> Страница:
В небольшой программной статье Р. Барта “Смерть автора” (1968) мы находим идеи, перекликающиеся со столь же камерной и столь же концептуально значительной статьей Шнитке “Полистилистические тенденции современной музыки” (1971), написанной композитором, конечно, независимо от филолога[1] . “Ныне мы знаем, – заметил Барт, – что текст представляет собой не линейную цепочку слов, выражающих единственный, как бы теологический смысл (“сообщение” Автора-Бога), но многомерное пространство, где сочетаются и спорят друг с другом различные виды письма, ни один из которых не является исходным; текст соткан из цитат, отсылающих к тысячам культурных источников”. Писатель отныне “может лишь подражать тому, что написано прежде и само писалось не впервые; в его власти только смешивать разные виды письма, сталкивать их друг с другом, не опираясь всецело ни на один из них…”. При этом любая попытка писателя “выразить себя”, по Барту, в принципе не осуществима, поскольку “внутренняя “сущность””, которую он “намерен “передать”, есть не что иное, как уже готовый словарь, где слова объясняются лишь с помощью других слов, и так до бесконечности” [Барт, 1989, c. 388, 389].

> Поставленная задача: Укажите по странице, из чего, по словам Барта, соткан текст.

> Записанные данные:
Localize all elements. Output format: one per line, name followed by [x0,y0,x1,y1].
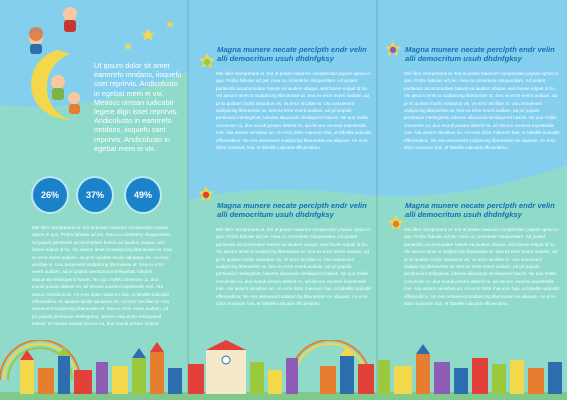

> Результат выполнения: Из цитат, отсылающих к тысячам культурных источников.